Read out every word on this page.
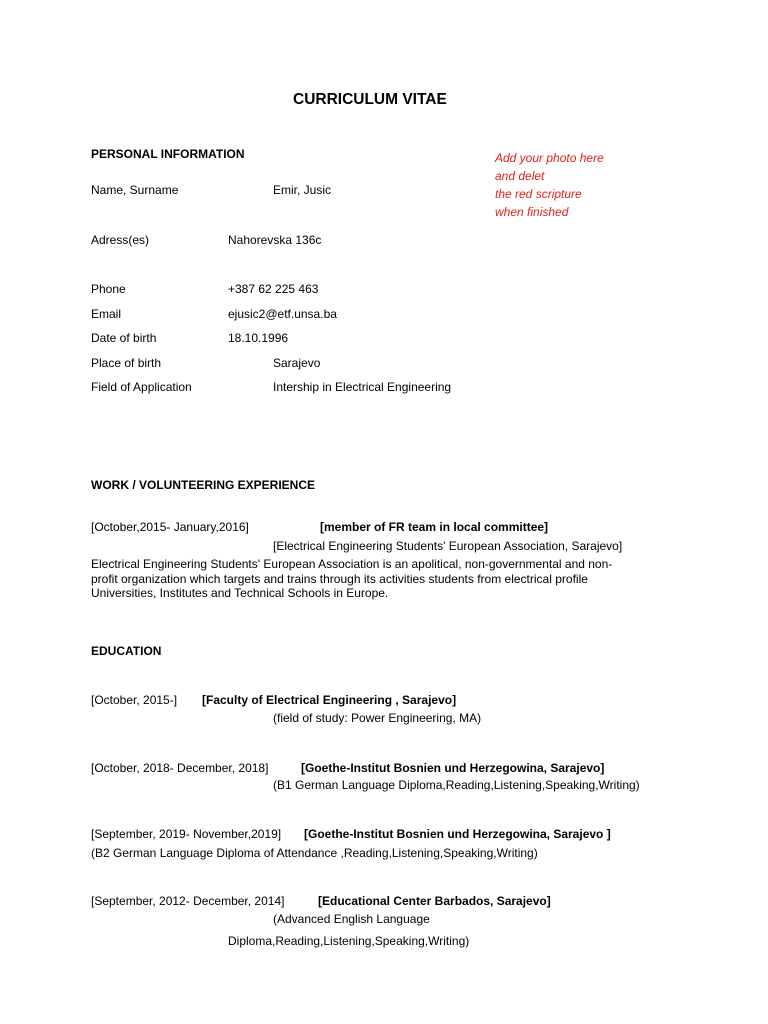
CURRICULUM VITAE
PERSONAL INFORMATION	Add your photo here
and delet
the red scripture
when finished
Name, Surname	Emir, Jusic
Adress(es)	Nahorevska 136c
Phone	+387 62 225 463
Email	ejusic2@etf.unsa.ba
Date of birth	18.10.1996
Place of birth	Sarajevo
Field of Application	Intership in Electrical Engineering
WORK / VOLUNTEERING EXPERIENCE
[October,2015- January,2016]	[member of FR team in local committee]
[Electrical Engineering Students' European Association, Sarajevo]
Electrical Engineering Students' European Association is an apolitical, non-governmental and non-
profit organization which targets and trains through its activities students from electrical profile
Universities, Institutes and Technical Schools in Europe.
EDUCATION
[October, 2015-] [Faculty of Electrical Engineering , Sarajevo]
(field of study: Power Engineering, MA)
[October, 2018- December, 2018]	[Goethe-Institut Bosnien und Herzegowina, Sarajevo]
(B1 German Language Diploma,Reading,Listening,Speaking,Writing)
[September, 2019- November,2019] [Goethe-Institut Bosnien und Herzegowina, Sarajevo ]
(B2 German Language Diploma of Attendance ,Reading,Listening,Speaking,Writing)
[September, 2012- December, 2014]	[Educational Center Barbados, Sarajevo]
(Advanced English Language
Diploma,Reading,Listening,Speaking,Writing)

################

Copy down every line of the entries containing the word "Diploma".

(B1 German Language Diploma,Reading,Listening,Speaking,Writing)
(B2 German Language Diploma of Attendance ,Reading,Listening,Speaking,Writing)
Diploma,Reading,Listening,Speaking,Writing)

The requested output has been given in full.